Exactly as they appear, output all of the entries.

── Exercise inputs ──

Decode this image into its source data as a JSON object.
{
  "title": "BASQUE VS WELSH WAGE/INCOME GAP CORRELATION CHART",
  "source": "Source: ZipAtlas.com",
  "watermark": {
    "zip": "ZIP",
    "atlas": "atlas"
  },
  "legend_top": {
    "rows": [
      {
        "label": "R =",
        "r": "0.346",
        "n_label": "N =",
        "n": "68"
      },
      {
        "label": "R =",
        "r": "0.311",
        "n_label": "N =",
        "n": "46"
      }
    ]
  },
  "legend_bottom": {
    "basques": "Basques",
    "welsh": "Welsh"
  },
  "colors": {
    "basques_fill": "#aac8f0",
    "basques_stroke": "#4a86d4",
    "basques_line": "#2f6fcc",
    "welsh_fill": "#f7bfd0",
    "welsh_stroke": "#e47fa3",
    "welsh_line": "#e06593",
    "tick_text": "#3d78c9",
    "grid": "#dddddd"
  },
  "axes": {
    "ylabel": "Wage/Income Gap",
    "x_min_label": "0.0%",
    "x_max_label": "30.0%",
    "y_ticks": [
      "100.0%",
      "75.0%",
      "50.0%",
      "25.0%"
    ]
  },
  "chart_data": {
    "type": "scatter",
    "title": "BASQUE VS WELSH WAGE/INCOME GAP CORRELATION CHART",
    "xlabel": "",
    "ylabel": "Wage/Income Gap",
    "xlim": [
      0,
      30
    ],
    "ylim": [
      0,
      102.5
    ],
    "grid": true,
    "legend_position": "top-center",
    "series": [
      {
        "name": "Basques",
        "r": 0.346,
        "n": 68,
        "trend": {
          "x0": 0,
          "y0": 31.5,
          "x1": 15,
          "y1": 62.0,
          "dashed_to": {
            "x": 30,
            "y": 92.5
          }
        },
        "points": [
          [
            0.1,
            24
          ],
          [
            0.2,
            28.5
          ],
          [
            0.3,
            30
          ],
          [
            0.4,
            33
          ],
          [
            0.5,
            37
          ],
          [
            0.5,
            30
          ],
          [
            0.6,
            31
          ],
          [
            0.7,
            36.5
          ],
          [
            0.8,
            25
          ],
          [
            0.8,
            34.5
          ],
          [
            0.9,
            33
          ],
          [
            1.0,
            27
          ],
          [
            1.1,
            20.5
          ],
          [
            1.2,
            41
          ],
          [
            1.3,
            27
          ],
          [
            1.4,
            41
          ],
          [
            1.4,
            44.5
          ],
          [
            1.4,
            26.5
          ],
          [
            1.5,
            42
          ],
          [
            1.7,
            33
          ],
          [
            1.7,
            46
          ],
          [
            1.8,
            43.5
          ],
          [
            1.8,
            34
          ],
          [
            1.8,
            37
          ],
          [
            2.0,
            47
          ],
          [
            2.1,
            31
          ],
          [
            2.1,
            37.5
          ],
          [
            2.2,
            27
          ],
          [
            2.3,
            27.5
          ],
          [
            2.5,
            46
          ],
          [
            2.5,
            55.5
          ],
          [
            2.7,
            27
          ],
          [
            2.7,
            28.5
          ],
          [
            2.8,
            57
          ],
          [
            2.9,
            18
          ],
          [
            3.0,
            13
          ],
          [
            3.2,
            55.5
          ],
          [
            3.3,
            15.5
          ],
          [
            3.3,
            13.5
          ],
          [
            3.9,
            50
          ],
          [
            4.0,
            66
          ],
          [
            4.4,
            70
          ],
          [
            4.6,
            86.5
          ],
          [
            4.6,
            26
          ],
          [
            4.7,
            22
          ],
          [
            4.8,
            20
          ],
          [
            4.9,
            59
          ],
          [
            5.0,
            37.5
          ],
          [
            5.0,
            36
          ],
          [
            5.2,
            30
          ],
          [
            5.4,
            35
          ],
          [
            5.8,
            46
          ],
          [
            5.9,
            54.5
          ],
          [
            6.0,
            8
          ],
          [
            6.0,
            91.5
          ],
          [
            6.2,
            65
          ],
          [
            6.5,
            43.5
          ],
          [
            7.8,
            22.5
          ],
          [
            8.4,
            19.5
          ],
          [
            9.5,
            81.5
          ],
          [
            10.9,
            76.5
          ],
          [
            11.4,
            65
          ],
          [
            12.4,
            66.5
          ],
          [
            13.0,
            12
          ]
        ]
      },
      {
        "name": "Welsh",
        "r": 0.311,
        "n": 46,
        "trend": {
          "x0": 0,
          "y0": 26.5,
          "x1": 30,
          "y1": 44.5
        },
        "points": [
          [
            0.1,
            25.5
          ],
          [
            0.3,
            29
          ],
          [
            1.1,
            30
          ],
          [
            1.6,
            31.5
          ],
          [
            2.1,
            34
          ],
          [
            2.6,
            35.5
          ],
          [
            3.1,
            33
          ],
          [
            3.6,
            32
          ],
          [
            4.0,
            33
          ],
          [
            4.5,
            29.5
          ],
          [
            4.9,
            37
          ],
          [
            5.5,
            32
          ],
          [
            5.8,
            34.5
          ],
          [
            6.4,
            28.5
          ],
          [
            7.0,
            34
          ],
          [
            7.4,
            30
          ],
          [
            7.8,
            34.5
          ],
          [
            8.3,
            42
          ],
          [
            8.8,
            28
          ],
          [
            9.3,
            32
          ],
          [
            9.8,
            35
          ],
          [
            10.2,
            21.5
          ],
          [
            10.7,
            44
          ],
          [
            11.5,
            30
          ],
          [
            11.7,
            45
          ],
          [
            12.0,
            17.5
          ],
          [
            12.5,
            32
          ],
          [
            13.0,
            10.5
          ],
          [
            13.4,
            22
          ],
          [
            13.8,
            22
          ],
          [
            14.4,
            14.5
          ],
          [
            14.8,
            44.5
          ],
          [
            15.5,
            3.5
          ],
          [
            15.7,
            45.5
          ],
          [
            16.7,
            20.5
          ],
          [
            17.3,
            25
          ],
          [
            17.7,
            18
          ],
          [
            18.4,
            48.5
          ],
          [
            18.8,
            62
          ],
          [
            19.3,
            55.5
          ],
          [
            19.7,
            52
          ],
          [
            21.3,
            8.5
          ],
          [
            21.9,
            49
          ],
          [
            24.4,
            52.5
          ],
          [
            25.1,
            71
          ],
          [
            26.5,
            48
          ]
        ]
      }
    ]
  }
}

───

▶ [Result]:
Decode this image into its source data as a JSON object.
{
  "title": "BASQUE VS WELSH WAGE/INCOME GAP CORRELATION CHART",
  "source": "Source: ZipAtlas.com",
  "watermark": {
    "zip": "ZIP",
    "atlas": "atlas"
  },
  "legend_top": {
    "rows": [
      {
        "label": "R =",
        "r": "0.346",
        "n_label": "N =",
        "n": "68"
      },
      {
        "label": "R =",
        "r": "0.311",
        "n_label": "N =",
        "n": "46"
      }
    ]
  },
  "legend_bottom": {
    "basques": "Basques",
    "welsh": "Welsh"
  },
  "colors": {
    "basques_fill": "#aac8f0",
    "basques_stroke": "#4a86d4",
    "basques_line": "#2f6fcc",
    "welsh_fill": "#f7bfd0",
    "welsh_stroke": "#e47fa3",
    "welsh_line": "#e06593",
    "tick_text": "#3d78c9",
    "grid": "#dddddd"
  },
  "axes": {
    "ylabel": "Wage/Income Gap",
    "x_min_label": "0.0%",
    "x_max_label": "30.0%",
    "y_ticks": [
      "100.0%",
      "75.0%",
      "50.0%",
      "25.0%"
    ]
  },
  "chart_data": {
    "type": "scatter",
    "title": "BASQUE VS WELSH WAGE/INCOME GAP CORRELATION CHART",
    "xlabel": "",
    "ylabel": "Wage/Income Gap",
    "xlim": [
      0,
      30
    ],
    "ylim": [
      0,
      102.5
    ],
    "grid": true,
    "legend_position": "top-center",
    "series": [
      {
        "name": "Basques",
        "r": 0.346,
        "n": 68,
        "trend": {
          "x0": 0,
          "y0": 31.5,
          "x1": 15,
          "y1": 62.0,
          "dashed_to": {
            "x": 30,
            "y": 92.5
          }
        },
        "points": [
          [
            0.1,
            24
          ],
          [
            0.2,
            28.5
          ],
          [
            0.3,
            30
          ],
          [
            0.4,
            33
          ],
          [
            0.5,
            37
          ],
          [
            0.5,
            30
          ],
          [
            0.6,
            31
          ],
          [
            0.7,
            36.5
          ],
          [
            0.8,
            25
          ],
          [
            0.8,
            34.5
          ],
          [
            0.9,
            33
          ],
          [
            1.0,
            27
          ],
          [
            1.1,
            20.5
          ],
          [
            1.2,
            41
          ],
          [
            1.3,
            27
          ],
          [
            1.4,
            41
          ],
          [
            1.4,
            44.5
          ],
          [
            1.4,
            26.5
          ],
          [
            1.5,
            42
          ],
          [
            1.7,
            33
          ],
          [
            1.7,
            46
          ],
          [
            1.8,
            43.5
          ],
          [
            1.8,
            34
          ],
          [
            1.8,
            37
          ],
          [
            2.0,
            47
          ],
          [
            2.1,
            31
          ],
          [
            2.1,
            37.5
          ],
          [
            2.2,
            27
          ],
          [
            2.3,
            27.5
          ],
          [
            2.5,
            46
          ],
          [
            2.5,
            55.5
          ],
          [
            2.7,
            27
          ],
          [
            2.7,
            28.5
          ],
          [
            2.8,
            57
          ],
          [
            2.9,
            18
          ],
          [
            3.0,
            13
          ],
          [
            3.2,
            55.5
          ],
          [
            3.3,
            15.5
          ],
          [
            3.3,
            13.5
          ],
          [
            3.9,
            50
          ],
          [
            4.0,
            66
          ],
          [
            4.4,
            70
          ],
          [
            4.6,
            86.5
          ],
          [
            4.6,
            26
          ],
          [
            4.7,
            22
          ],
          [
            4.8,
            20
          ],
          [
            4.9,
            59
          ],
          [
            5.0,
            37.5
          ],
          [
            5.0,
            36
          ],
          [
            5.2,
            30
          ],
          [
            5.4,
            35
          ],
          [
            5.8,
            46
          ],
          [
            5.9,
            54.5
          ],
          [
            6.0,
            8
          ],
          [
            6.0,
            91.5
          ],
          [
            6.2,
            65
          ],
          [
            6.5,
            43.5
          ],
          [
            7.8,
            22.5
          ],
          [
            8.4,
            19.5
          ],
          [
            9.5,
            81.5
          ],
          [
            10.9,
            76.5
          ],
          [
            11.4,
            65
          ],
          [
            12.4,
            66.5
          ],
          [
            13.0,
            12
          ]
        ]
      },
      {
        "name": "Welsh",
        "r": 0.311,
        "n": 46,
        "trend": {
          "x0": 0,
          "y0": 26.5,
          "x1": 30,
          "y1": 44.5
        },
        "points": [
          [
            0.1,
            25.5
          ],
          [
            0.3,
            29
          ],
          [
            1.1,
            30
          ],
          [
            1.6,
            31.5
          ],
          [
            2.1,
            34
          ],
          [
            2.6,
            35.5
          ],
          [
            3.1,
            33
          ],
          [
            3.6,
            32
          ],
          [
            4.0,
            33
          ],
          [
            4.5,
            29.5
          ],
          [
            4.9,
            37
          ],
          [
            5.5,
            32
          ],
          [
            5.8,
            34.5
          ],
          [
            6.4,
            28.5
          ],
          [
            7.0,
            34
          ],
          [
            7.4,
            30
          ],
          [
            7.8,
            34.5
          ],
          [
            8.3,
            42
          ],
          [
            8.8,
            28
          ],
          [
            9.3,
            32
          ],
          [
            9.8,
            35
          ],
          [
            10.2,
            21.5
          ],
          [
            10.7,
            44
          ],
          [
            11.5,
            30
          ],
          [
            11.7,
            45
          ],
          [
            12.0,
            17.5
          ],
          [
            12.5,
            32
          ],
          [
            13.0,
            10.5
          ],
          [
            13.4,
            22
          ],
          [
            13.8,
            22
          ],
          [
            14.4,
            14.5
          ],
          [
            14.8,
            44.5
          ],
          [
            15.5,
            3.5
          ],
          [
            15.7,
            45.5
          ],
          [
            16.7,
            20.5
          ],
          [
            17.3,
            25
          ],
          [
            17.7,
            18
          ],
          [
            18.4,
            48.5
          ],
          [
            18.8,
            62
          ],
          [
            19.3,
            55.5
          ],
          [
            19.7,
            52
          ],
          [
            21.3,
            8.5
          ],
          [
            21.9,
            49
          ],
          [
            24.4,
            52.5
          ],
          [
            25.1,
            71
          ],
          [
            26.5,
            48
          ]
        ]
      }
    ]
  }
}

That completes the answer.